> Task requirements:
Output each entry verbatim and exclude every picture from it.

§ §

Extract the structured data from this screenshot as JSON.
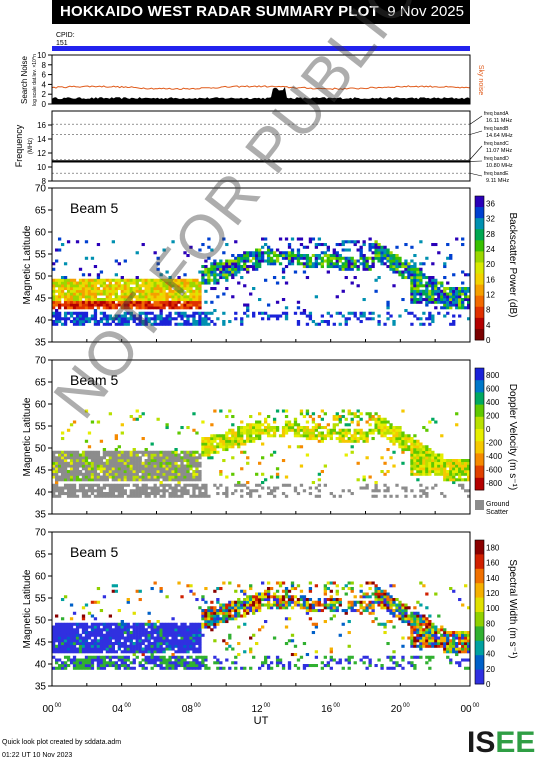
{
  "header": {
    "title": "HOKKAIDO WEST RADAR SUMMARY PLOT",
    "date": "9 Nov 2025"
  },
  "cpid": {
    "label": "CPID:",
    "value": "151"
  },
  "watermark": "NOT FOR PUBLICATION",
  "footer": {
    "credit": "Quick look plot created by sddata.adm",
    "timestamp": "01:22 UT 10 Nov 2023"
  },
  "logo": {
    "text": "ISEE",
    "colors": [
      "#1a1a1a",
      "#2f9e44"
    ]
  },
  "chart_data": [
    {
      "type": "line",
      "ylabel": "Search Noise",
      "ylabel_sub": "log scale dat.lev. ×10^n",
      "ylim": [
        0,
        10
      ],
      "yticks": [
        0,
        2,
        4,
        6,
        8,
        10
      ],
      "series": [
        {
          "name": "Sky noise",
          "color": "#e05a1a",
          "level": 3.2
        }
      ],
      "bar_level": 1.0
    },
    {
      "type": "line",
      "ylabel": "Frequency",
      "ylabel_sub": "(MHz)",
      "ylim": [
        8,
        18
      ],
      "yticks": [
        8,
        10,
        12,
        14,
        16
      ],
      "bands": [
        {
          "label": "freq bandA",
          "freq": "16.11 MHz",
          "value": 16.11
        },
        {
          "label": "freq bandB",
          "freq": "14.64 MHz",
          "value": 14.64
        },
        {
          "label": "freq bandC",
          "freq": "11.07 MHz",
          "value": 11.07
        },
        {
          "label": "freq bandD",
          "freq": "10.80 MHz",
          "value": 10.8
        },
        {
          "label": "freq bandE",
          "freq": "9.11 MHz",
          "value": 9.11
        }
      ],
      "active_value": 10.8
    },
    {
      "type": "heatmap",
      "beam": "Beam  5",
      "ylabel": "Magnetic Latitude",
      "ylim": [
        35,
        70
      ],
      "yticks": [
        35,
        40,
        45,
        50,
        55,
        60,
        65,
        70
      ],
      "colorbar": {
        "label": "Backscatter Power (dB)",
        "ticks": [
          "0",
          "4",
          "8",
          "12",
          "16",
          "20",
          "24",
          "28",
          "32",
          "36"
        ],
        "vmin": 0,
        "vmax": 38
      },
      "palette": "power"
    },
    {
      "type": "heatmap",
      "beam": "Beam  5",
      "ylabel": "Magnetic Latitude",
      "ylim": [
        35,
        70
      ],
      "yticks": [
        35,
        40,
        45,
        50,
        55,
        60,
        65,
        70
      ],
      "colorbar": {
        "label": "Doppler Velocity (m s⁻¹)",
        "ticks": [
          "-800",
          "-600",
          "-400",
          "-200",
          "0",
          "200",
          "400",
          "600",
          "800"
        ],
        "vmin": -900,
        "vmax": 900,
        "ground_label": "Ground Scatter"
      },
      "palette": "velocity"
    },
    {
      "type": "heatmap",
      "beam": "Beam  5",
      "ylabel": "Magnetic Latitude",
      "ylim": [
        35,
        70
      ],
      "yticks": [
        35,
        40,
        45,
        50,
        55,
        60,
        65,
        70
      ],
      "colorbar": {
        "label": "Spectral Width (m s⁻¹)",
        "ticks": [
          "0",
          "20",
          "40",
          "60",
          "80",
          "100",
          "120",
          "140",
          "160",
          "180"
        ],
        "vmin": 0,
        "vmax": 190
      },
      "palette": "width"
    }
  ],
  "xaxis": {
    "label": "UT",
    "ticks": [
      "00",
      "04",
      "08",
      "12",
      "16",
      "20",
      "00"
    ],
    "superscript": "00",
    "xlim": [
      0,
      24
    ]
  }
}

§ §

> Answer to the exercise:
Extract the structured data from this screenshot as JSON.
{
  "header": {
    "title": "HOKKAIDO WEST RADAR SUMMARY PLOT",
    "date": "9 Nov 2025"
  },
  "cpid": {
    "label": "CPID:",
    "value": "151"
  },
  "watermark": "NOT FOR PUBLICATION",
  "footer": {
    "credit": "Quick look plot created by sddata.adm",
    "timestamp": "01:22 UT 10 Nov 2023"
  },
  "logo": {
    "text": "ISEE",
    "colors": [
      "#1a1a1a",
      "#2f9e44"
    ]
  },
  "chart_data": [
    {
      "type": "line",
      "ylabel": "Search Noise",
      "ylabel_sub": "log scale dat.lev. ×10^n",
      "ylim": [
        0,
        10
      ],
      "yticks": [
        0,
        2,
        4,
        6,
        8,
        10
      ],
      "series": [
        {
          "name": "Sky noise",
          "color": "#e05a1a",
          "level": 3.2
        }
      ],
      "bar_level": 1.0
    },
    {
      "type": "line",
      "ylabel": "Frequency",
      "ylabel_sub": "(MHz)",
      "ylim": [
        8,
        18
      ],
      "yticks": [
        8,
        10,
        12,
        14,
        16
      ],
      "bands": [
        {
          "label": "freq bandA",
          "freq": "16.11 MHz",
          "value": 16.11
        },
        {
          "label": "freq bandB",
          "freq": "14.64 MHz",
          "value": 14.64
        },
        {
          "label": "freq bandC",
          "freq": "11.07 MHz",
          "value": 11.07
        },
        {
          "label": "freq bandD",
          "freq": "10.80 MHz",
          "value": 10.8
        },
        {
          "label": "freq bandE",
          "freq": "9.11 MHz",
          "value": 9.11
        }
      ],
      "active_value": 10.8
    },
    {
      "type": "heatmap",
      "beam": "Beam  5",
      "ylabel": "Magnetic Latitude",
      "ylim": [
        35,
        70
      ],
      "yticks": [
        35,
        40,
        45,
        50,
        55,
        60,
        65,
        70
      ],
      "colorbar": {
        "label": "Backscatter Power (dB)",
        "ticks": [
          "0",
          "4",
          "8",
          "12",
          "16",
          "20",
          "24",
          "28",
          "32",
          "36"
        ],
        "vmin": 0,
        "vmax": 38
      },
      "palette": "power"
    },
    {
      "type": "heatmap",
      "beam": "Beam  5",
      "ylabel": "Magnetic Latitude",
      "ylim": [
        35,
        70
      ],
      "yticks": [
        35,
        40,
        45,
        50,
        55,
        60,
        65,
        70
      ],
      "colorbar": {
        "label": "Doppler Velocity (m s⁻¹)",
        "ticks": [
          "-800",
          "-600",
          "-400",
          "-200",
          "0",
          "200",
          "400",
          "600",
          "800"
        ],
        "vmin": -900,
        "vmax": 900,
        "ground_label": "Ground Scatter"
      },
      "palette": "velocity"
    },
    {
      "type": "heatmap",
      "beam": "Beam  5",
      "ylabel": "Magnetic Latitude",
      "ylim": [
        35,
        70
      ],
      "yticks": [
        35,
        40,
        45,
        50,
        55,
        60,
        65,
        70
      ],
      "colorbar": {
        "label": "Spectral Width (m s⁻¹)",
        "ticks": [
          "0",
          "20",
          "40",
          "60",
          "80",
          "100",
          "120",
          "140",
          "160",
          "180"
        ],
        "vmin": 0,
        "vmax": 190
      },
      "palette": "width"
    }
  ],
  "xaxis": {
    "label": "UT",
    "ticks": [
      "00",
      "04",
      "08",
      "12",
      "16",
      "20",
      "00"
    ],
    "superscript": "00",
    "xlim": [
      0,
      24
    ]
  }
}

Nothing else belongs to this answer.